▶ Work to be completed:
The answer is the line with "Give me the" and every line after it to the end of the listing, retyped exactly. Pictures do not belong in it.

Items from a figure collection
------------------------------------------------

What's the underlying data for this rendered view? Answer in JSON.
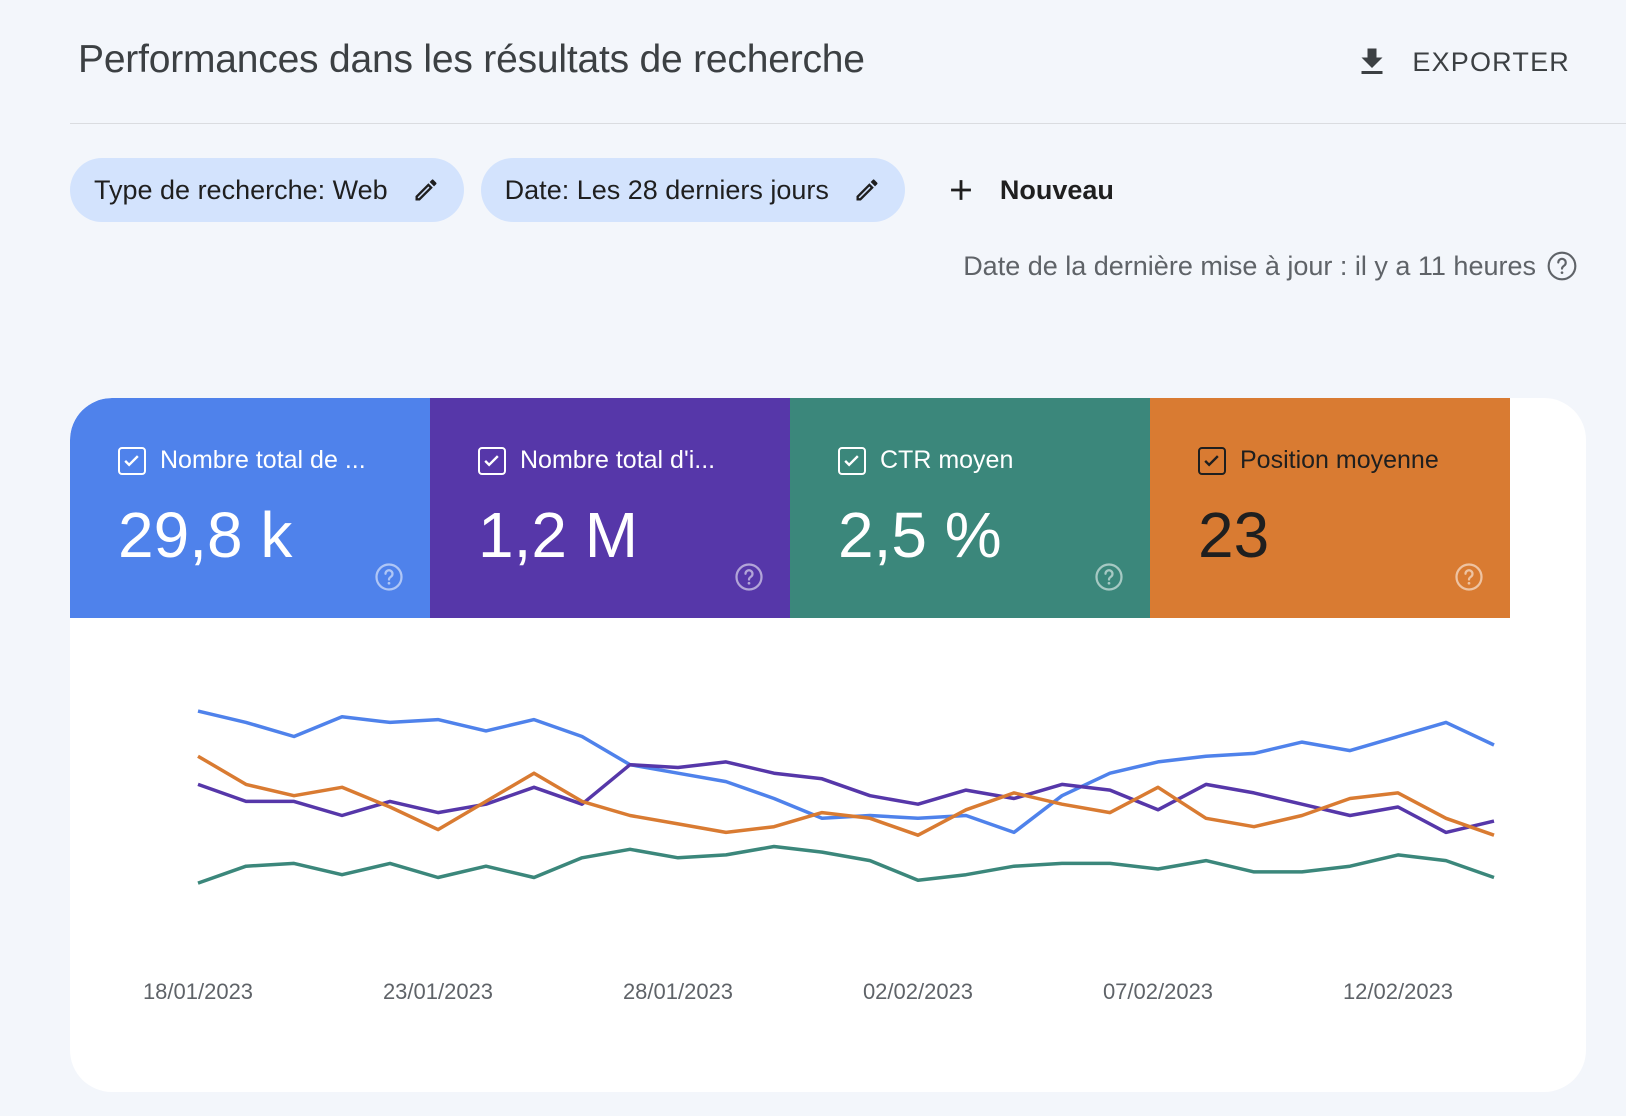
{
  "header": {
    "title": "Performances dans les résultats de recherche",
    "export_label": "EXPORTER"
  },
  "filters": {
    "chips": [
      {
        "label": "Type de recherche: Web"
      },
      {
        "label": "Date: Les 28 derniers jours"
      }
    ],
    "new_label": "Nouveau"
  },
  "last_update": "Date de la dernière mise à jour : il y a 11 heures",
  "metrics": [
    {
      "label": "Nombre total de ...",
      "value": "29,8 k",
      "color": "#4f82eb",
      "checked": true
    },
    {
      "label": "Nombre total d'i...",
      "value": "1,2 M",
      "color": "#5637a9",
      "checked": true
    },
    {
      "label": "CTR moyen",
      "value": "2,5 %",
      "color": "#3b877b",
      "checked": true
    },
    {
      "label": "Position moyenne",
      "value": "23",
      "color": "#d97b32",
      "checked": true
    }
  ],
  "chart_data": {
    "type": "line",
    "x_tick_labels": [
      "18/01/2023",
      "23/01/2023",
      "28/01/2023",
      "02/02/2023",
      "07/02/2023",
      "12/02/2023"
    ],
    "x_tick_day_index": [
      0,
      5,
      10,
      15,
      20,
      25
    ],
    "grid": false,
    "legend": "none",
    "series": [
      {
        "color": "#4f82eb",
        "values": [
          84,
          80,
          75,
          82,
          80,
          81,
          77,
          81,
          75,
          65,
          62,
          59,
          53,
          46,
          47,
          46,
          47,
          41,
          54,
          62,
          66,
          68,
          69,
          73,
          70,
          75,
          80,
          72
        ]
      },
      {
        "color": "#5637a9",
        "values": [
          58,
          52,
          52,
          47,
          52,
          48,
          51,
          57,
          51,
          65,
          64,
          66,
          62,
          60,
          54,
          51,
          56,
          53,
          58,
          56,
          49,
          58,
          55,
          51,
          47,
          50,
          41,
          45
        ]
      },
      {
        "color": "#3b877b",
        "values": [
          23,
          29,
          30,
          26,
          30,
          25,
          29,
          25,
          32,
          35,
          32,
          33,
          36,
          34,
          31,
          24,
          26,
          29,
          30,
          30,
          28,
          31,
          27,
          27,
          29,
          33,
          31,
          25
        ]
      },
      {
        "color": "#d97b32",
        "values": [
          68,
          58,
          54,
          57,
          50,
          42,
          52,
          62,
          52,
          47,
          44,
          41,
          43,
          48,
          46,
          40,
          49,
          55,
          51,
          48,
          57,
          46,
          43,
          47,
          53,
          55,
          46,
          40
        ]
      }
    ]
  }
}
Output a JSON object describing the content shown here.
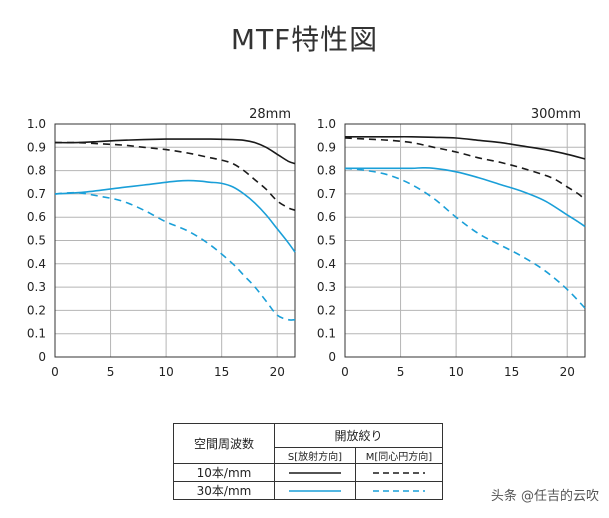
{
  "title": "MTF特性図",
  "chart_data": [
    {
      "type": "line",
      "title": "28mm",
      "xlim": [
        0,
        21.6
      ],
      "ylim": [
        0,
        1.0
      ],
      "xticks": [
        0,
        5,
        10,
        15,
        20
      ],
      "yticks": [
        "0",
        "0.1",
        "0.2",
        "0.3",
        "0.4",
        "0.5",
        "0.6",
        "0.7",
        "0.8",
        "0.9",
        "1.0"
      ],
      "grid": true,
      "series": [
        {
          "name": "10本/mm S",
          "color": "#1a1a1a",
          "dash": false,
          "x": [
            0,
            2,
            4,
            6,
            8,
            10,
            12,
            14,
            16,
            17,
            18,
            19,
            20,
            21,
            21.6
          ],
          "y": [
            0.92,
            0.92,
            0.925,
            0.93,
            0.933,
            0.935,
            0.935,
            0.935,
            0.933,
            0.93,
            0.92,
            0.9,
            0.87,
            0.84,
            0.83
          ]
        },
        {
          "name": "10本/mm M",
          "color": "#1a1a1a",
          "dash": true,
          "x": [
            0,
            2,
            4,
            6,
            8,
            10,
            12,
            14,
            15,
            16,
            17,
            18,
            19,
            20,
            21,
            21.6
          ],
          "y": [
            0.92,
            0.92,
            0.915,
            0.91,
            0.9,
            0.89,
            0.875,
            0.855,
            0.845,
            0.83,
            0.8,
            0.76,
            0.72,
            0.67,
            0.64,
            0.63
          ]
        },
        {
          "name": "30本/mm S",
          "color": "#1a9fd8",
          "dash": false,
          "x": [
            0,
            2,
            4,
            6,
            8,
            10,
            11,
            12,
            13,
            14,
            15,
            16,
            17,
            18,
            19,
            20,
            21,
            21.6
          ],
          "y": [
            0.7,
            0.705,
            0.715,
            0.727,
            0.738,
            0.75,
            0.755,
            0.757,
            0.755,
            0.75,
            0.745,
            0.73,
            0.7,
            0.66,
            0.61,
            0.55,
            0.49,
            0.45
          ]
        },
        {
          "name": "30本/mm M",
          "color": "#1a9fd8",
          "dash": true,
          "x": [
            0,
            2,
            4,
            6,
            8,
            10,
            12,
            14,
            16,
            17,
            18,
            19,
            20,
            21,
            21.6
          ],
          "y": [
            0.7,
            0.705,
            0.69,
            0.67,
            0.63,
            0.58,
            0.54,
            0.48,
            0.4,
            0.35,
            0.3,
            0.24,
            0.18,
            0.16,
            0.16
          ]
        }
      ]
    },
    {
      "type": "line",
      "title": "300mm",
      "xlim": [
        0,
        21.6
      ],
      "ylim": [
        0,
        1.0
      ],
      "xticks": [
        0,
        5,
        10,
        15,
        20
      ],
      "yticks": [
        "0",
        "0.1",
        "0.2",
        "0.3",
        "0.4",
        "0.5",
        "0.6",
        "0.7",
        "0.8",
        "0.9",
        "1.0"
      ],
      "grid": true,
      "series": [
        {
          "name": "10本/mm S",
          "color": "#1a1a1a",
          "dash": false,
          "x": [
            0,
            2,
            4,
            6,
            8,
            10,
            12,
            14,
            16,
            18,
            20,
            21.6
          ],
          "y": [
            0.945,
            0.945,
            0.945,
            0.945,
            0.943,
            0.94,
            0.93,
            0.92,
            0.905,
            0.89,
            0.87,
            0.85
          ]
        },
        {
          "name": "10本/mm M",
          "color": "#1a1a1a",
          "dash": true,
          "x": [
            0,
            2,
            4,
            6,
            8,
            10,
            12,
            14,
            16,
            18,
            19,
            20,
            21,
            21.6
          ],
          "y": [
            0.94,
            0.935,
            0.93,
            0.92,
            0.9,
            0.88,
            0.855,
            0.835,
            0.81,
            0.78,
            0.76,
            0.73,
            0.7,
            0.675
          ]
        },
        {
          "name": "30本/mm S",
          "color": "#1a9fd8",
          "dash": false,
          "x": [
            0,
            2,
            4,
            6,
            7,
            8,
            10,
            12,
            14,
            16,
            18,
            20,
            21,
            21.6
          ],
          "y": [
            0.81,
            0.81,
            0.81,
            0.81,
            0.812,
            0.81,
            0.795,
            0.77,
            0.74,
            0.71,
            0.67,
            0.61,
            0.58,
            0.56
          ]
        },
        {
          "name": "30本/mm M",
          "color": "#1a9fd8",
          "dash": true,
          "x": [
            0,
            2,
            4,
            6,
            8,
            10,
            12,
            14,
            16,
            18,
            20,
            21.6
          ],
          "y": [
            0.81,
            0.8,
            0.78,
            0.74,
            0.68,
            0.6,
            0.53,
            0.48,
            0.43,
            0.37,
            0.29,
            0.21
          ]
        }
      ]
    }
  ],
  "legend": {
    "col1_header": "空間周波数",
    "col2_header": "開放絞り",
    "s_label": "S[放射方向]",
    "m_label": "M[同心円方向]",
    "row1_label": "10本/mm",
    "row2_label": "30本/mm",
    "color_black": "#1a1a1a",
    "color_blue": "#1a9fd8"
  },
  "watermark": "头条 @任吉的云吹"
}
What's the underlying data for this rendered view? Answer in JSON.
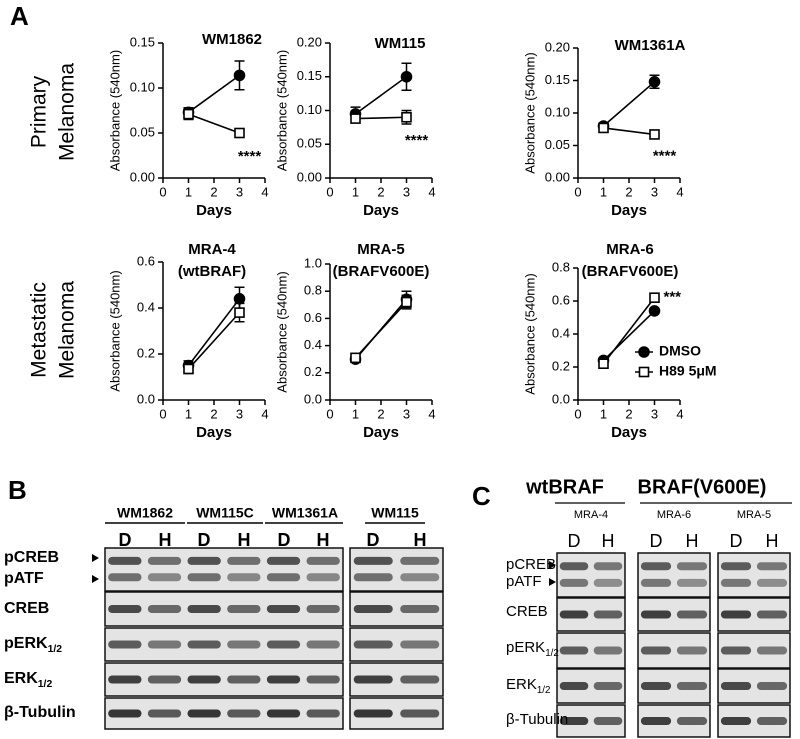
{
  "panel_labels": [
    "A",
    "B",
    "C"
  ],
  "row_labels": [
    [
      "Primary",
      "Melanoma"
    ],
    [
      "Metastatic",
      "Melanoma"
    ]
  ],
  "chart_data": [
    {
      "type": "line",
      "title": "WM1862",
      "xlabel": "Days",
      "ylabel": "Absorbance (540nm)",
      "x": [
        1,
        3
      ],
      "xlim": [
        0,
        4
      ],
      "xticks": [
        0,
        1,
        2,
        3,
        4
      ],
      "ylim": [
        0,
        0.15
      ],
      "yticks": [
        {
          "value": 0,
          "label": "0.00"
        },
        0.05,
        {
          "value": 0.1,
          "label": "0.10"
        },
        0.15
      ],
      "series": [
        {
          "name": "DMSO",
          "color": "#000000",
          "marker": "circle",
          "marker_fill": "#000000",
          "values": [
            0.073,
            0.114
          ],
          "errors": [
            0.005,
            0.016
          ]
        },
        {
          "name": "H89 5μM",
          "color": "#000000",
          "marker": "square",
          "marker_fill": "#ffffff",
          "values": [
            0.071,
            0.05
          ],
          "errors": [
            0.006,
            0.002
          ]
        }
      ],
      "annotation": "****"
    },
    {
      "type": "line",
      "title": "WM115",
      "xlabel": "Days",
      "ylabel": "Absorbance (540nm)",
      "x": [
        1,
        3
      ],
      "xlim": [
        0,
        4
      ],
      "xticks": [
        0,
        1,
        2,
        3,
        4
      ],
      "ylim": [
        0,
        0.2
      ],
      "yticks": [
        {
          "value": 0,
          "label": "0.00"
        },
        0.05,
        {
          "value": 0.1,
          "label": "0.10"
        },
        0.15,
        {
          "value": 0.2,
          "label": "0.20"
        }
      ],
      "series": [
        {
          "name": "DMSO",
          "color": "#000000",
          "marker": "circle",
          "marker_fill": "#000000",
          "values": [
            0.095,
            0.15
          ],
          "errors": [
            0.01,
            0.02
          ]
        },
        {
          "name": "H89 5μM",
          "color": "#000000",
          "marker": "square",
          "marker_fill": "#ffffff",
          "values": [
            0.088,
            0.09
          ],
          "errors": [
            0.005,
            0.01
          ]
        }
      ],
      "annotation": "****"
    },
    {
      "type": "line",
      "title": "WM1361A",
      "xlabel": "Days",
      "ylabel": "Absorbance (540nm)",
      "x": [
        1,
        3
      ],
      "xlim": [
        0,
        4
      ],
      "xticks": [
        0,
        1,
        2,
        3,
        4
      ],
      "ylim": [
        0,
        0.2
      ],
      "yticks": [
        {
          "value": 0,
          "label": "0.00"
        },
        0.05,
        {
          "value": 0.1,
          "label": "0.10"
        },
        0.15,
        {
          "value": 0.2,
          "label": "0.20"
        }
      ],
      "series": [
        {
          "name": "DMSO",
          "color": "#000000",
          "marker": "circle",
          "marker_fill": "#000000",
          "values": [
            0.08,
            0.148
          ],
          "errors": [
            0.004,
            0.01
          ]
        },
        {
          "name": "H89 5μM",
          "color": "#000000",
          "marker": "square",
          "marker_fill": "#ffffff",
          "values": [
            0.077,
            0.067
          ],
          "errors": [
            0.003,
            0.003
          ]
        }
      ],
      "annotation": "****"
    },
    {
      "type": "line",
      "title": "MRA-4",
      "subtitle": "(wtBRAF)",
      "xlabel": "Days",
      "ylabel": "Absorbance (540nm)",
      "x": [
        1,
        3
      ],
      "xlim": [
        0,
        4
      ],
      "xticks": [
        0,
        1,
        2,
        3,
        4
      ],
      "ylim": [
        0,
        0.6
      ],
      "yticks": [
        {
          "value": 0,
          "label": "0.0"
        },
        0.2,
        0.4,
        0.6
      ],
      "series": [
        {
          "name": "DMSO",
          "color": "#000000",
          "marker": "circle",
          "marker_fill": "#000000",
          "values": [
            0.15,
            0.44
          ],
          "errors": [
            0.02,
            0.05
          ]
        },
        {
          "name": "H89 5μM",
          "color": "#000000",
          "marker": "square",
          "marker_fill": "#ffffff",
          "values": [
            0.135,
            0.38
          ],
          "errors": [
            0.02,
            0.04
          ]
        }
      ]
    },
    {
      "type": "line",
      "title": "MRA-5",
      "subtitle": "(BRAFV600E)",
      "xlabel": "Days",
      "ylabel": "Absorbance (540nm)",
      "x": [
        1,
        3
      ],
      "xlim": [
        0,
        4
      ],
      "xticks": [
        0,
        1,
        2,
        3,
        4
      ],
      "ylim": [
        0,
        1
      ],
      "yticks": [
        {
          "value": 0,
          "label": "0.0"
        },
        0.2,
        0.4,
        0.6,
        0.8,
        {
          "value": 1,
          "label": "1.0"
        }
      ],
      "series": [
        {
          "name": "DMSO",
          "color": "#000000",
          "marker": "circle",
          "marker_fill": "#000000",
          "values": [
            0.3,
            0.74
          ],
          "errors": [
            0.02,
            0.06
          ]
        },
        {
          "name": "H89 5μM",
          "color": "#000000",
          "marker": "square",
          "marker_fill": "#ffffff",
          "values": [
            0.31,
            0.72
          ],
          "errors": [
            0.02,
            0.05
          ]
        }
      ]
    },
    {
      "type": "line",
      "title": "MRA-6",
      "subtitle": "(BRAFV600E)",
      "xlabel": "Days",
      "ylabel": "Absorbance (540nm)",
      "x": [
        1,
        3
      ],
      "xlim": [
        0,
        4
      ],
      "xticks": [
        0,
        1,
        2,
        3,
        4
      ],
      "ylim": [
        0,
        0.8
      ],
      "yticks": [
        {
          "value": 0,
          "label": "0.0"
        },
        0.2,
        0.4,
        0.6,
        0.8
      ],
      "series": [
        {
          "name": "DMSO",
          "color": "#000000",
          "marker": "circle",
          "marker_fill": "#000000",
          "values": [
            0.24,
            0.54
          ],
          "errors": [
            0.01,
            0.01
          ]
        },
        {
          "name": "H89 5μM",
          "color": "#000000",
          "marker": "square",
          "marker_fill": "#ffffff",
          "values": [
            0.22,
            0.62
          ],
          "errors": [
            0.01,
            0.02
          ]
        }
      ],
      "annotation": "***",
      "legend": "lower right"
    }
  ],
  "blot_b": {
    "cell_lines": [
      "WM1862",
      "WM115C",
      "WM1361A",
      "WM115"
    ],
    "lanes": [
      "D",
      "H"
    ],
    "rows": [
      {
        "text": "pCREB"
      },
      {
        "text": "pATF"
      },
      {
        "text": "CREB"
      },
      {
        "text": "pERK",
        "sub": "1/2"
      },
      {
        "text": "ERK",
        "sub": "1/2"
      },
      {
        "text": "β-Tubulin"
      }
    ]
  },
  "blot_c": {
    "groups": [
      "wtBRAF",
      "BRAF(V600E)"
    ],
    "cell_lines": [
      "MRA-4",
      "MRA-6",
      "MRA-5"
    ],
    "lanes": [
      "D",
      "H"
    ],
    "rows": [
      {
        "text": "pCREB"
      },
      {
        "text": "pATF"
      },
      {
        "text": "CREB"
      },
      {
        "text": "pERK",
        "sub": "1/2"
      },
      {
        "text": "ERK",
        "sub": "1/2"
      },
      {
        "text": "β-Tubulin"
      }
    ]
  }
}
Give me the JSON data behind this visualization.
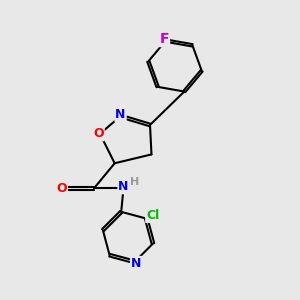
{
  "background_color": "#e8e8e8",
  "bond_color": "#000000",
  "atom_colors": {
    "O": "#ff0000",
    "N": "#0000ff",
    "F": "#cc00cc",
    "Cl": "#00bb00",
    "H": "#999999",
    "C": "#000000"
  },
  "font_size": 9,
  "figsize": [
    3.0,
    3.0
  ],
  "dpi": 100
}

------------------------------------------------

▶ Full response:
Give me the JSON data behind this visualization.
{
  "background_color": "#e8e8e8",
  "bond_color": "#000000",
  "atom_colors": {
    "O": "#ff0000",
    "N": "#0000ff",
    "F": "#cc00cc",
    "Cl": "#00bb00",
    "H": "#999999",
    "C": "#000000"
  },
  "font_size": 9,
  "figsize": [
    3.0,
    3.0
  ],
  "dpi": 100
}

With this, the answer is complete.